> _Short task_
Say how many lines include the word "test". Reply with nothing but the number.

> _Task material_
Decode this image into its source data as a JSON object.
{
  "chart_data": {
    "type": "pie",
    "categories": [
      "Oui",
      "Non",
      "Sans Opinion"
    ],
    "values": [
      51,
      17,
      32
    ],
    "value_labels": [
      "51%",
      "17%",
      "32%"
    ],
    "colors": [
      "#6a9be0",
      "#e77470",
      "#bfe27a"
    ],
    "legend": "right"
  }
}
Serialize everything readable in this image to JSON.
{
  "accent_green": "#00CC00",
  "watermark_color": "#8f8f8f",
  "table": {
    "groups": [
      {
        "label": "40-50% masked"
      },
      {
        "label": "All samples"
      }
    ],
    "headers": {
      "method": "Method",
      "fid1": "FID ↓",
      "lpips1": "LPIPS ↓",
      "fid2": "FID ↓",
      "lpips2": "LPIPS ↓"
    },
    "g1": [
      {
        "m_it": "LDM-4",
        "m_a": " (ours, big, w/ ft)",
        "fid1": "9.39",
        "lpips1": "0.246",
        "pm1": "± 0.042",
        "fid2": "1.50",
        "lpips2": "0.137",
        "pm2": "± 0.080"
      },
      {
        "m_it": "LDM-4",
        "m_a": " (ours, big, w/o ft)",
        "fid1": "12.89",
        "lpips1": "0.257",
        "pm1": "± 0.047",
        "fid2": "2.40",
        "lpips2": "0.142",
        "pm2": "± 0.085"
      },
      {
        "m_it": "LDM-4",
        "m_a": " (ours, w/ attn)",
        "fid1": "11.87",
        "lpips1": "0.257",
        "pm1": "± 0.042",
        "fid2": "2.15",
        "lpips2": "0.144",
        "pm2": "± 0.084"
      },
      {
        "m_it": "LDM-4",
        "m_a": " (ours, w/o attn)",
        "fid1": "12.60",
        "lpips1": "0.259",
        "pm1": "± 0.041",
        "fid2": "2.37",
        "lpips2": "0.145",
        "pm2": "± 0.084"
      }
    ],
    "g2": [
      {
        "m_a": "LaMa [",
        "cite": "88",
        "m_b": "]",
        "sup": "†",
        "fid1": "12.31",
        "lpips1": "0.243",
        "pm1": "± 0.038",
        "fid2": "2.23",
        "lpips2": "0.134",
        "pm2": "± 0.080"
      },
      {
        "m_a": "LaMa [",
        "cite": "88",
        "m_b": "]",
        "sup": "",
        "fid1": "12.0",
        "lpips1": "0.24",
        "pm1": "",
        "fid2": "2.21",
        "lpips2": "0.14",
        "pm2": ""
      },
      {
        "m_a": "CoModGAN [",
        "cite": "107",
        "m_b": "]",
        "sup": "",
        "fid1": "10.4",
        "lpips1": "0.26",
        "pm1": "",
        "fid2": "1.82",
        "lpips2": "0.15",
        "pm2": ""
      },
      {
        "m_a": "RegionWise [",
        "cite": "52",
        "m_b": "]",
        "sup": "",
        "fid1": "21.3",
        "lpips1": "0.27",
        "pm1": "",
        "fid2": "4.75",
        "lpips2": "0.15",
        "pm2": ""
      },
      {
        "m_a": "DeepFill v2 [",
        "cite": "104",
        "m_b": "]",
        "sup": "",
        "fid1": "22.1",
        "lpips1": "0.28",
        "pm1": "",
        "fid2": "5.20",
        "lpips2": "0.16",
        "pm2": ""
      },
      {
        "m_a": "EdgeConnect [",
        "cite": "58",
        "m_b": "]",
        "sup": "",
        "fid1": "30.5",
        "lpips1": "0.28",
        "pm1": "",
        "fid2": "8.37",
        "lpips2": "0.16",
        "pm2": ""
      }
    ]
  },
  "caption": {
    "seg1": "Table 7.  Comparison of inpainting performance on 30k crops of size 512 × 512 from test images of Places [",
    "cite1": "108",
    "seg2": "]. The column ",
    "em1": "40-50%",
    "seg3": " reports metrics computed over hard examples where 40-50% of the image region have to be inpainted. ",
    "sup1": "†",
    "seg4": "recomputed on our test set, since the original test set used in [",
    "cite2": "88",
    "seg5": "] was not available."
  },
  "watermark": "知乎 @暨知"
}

> _Result below_
2